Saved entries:
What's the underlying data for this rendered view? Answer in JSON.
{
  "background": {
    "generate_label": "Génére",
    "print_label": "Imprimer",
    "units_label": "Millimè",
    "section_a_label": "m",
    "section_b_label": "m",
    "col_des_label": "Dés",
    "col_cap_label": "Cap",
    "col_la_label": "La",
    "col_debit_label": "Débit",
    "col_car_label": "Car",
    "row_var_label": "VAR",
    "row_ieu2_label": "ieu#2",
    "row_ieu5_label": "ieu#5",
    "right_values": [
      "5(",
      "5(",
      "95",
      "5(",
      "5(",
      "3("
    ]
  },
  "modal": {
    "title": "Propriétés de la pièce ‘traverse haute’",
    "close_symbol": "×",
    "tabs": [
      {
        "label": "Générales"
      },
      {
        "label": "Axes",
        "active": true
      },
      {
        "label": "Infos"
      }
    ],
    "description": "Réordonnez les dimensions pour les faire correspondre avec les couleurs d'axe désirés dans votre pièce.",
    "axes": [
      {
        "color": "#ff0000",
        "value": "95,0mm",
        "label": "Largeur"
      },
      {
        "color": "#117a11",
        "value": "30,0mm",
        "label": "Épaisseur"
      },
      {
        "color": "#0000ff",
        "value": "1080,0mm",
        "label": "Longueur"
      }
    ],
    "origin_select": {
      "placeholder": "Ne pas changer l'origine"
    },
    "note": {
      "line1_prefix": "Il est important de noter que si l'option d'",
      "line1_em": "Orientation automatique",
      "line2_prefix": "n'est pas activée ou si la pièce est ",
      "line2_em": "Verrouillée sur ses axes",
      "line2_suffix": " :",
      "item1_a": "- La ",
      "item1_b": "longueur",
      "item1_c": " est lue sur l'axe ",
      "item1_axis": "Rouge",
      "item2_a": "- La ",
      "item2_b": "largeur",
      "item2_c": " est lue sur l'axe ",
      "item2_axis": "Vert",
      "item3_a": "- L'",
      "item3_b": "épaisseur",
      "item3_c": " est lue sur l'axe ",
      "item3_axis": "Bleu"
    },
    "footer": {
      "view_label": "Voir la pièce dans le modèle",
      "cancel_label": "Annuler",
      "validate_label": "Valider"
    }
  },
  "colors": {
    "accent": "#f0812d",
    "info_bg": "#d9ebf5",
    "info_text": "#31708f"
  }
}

▶ [Given exercise]: Repeat the records above exactly.

▶ [Output]:
What's the underlying data for this rendered view? Answer in JSON.
{
  "background": {
    "generate_label": "Génére",
    "print_label": "Imprimer",
    "units_label": "Millimè",
    "section_a_label": "m",
    "section_b_label": "m",
    "col_des_label": "Dés",
    "col_cap_label": "Cap",
    "col_la_label": "La",
    "col_debit_label": "Débit",
    "col_car_label": "Car",
    "row_var_label": "VAR",
    "row_ieu2_label": "ieu#2",
    "row_ieu5_label": "ieu#5",
    "right_values": [
      "5(",
      "5(",
      "95",
      "5(",
      "5(",
      "3("
    ]
  },
  "modal": {
    "title": "Propriétés de la pièce ‘traverse haute’",
    "close_symbol": "×",
    "tabs": [
      {
        "label": "Générales"
      },
      {
        "label": "Axes",
        "active": true
      },
      {
        "label": "Infos"
      }
    ],
    "description": "Réordonnez les dimensions pour les faire correspondre avec les couleurs d'axe désirés dans votre pièce.",
    "axes": [
      {
        "color": "#ff0000",
        "value": "95,0mm",
        "label": "Largeur"
      },
      {
        "color": "#117a11",
        "value": "30,0mm",
        "label": "Épaisseur"
      },
      {
        "color": "#0000ff",
        "value": "1080,0mm",
        "label": "Longueur"
      }
    ],
    "origin_select": {
      "placeholder": "Ne pas changer l'origine"
    },
    "note": {
      "line1_prefix": "Il est important de noter que si l'option d'",
      "line1_em": "Orientation automatique",
      "line2_prefix": "n'est pas activée ou si la pièce est ",
      "line2_em": "Verrouillée sur ses axes",
      "line2_suffix": " :",
      "item1_a": "- La ",
      "item1_b": "longueur",
      "item1_c": " est lue sur l'axe ",
      "item1_axis": "Rouge",
      "item2_a": "- La ",
      "item2_b": "largeur",
      "item2_c": " est lue sur l'axe ",
      "item2_axis": "Vert",
      "item3_a": "- L'",
      "item3_b": "épaisseur",
      "item3_c": " est lue sur l'axe ",
      "item3_axis": "Bleu"
    },
    "footer": {
      "view_label": "Voir la pièce dans le modèle",
      "cancel_label": "Annuler",
      "validate_label": "Valider"
    }
  },
  "colors": {
    "accent": "#f0812d",
    "info_bg": "#d9ebf5",
    "info_text": "#31708f"
  }
}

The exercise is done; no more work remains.